[Figure dataset records]
============================================================

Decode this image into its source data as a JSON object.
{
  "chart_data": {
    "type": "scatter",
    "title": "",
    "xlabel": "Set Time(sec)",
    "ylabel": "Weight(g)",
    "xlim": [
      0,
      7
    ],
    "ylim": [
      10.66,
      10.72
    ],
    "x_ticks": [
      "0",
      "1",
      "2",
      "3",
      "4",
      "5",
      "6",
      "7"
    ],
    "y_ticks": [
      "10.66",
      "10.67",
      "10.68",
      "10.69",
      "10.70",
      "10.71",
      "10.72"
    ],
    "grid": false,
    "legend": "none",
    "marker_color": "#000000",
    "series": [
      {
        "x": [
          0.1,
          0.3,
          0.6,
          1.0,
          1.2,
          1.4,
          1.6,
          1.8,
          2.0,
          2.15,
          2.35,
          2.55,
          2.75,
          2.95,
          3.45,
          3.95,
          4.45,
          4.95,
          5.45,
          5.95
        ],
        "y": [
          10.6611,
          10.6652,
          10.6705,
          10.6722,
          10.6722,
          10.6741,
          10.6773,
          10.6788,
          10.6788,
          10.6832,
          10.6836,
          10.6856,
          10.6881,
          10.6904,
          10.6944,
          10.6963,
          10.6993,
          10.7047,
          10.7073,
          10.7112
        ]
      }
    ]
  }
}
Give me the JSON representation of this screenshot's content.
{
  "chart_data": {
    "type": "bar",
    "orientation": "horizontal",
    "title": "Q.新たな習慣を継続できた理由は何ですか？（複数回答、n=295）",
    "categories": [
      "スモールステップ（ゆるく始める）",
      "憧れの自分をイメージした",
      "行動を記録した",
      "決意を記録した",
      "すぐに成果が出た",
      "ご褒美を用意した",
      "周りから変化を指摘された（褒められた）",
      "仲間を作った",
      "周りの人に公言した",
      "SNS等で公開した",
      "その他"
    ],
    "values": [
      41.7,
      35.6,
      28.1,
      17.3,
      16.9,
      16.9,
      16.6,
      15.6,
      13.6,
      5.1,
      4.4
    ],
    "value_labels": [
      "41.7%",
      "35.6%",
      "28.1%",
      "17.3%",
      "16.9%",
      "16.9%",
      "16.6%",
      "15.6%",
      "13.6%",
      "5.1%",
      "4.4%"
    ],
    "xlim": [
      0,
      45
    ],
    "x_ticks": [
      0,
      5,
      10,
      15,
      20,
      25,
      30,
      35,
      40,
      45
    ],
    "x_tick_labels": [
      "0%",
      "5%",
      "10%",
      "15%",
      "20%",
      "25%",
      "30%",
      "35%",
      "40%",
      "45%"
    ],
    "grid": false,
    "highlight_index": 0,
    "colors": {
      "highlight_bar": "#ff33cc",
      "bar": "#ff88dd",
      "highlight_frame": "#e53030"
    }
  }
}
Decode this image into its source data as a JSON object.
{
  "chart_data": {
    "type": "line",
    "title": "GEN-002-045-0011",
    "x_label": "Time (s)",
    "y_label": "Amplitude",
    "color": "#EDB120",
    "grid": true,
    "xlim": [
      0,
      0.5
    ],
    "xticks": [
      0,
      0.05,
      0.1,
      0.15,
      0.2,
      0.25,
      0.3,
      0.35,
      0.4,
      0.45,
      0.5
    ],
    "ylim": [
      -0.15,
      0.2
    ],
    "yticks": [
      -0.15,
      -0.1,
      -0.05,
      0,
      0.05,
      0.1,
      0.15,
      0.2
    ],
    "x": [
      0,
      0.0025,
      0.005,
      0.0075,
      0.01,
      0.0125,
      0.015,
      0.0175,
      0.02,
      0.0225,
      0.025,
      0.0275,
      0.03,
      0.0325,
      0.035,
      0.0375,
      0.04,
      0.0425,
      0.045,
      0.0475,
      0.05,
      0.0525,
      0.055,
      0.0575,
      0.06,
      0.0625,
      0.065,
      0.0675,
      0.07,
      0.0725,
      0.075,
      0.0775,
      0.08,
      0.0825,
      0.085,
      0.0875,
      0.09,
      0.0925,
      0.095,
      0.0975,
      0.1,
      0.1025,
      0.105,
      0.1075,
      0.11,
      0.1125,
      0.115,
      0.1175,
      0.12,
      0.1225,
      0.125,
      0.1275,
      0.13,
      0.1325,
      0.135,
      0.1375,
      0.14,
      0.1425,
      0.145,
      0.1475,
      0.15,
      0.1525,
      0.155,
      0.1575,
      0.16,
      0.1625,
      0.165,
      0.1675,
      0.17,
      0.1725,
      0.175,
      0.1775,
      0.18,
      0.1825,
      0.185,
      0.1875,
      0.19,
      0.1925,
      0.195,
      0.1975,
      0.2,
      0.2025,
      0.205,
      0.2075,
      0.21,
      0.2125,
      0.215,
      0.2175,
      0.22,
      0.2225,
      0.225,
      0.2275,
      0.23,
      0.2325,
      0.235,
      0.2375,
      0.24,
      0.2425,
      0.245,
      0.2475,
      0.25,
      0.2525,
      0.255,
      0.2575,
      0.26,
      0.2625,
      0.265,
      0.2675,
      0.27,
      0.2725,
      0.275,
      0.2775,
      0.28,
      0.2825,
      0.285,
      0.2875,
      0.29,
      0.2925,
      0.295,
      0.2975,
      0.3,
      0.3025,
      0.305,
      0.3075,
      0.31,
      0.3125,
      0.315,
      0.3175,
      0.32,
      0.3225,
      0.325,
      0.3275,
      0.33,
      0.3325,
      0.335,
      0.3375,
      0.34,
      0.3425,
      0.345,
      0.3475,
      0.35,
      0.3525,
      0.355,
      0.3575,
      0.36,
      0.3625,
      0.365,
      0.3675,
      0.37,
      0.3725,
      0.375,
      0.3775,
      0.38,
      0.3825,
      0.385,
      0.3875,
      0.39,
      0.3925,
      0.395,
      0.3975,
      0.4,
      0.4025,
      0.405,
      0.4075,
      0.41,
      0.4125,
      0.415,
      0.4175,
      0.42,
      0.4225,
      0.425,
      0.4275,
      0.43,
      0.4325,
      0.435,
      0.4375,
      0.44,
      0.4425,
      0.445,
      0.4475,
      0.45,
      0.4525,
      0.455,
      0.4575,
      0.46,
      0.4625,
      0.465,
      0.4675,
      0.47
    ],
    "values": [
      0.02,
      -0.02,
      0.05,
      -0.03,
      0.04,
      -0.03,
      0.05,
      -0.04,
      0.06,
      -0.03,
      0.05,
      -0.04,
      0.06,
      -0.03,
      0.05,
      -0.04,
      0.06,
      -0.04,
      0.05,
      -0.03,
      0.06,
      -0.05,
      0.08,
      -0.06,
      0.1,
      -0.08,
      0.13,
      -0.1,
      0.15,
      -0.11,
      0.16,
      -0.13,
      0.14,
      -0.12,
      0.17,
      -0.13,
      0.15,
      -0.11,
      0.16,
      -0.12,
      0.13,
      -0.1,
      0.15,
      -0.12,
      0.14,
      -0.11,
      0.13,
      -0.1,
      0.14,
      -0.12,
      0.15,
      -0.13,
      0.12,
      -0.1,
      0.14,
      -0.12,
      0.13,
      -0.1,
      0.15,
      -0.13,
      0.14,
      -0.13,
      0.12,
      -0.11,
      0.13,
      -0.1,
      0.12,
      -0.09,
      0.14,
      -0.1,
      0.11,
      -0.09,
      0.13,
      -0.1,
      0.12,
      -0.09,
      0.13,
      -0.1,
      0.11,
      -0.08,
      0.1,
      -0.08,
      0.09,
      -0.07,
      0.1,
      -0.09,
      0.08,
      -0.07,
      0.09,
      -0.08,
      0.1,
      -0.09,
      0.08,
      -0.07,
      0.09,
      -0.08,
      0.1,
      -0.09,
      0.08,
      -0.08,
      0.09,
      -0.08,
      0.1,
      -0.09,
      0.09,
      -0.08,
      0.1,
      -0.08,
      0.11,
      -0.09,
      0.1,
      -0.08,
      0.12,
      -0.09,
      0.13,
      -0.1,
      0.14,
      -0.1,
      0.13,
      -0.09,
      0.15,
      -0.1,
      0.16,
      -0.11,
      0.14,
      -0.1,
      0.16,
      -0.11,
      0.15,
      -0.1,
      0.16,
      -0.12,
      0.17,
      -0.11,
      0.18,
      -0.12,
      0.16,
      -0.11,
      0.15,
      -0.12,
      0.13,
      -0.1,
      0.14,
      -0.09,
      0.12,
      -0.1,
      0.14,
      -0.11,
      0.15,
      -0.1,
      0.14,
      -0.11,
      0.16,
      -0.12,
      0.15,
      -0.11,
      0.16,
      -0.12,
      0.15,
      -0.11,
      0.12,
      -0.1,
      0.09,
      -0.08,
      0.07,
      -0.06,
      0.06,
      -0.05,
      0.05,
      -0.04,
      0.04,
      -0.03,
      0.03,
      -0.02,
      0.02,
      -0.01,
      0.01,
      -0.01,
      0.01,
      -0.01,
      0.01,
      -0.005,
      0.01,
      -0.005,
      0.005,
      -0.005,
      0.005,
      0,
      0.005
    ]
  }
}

============================================================

(THE REQUEST): Using the listing above, work out how many of its lines include "title", and give only the result.

(EXERCISE RESULT): 3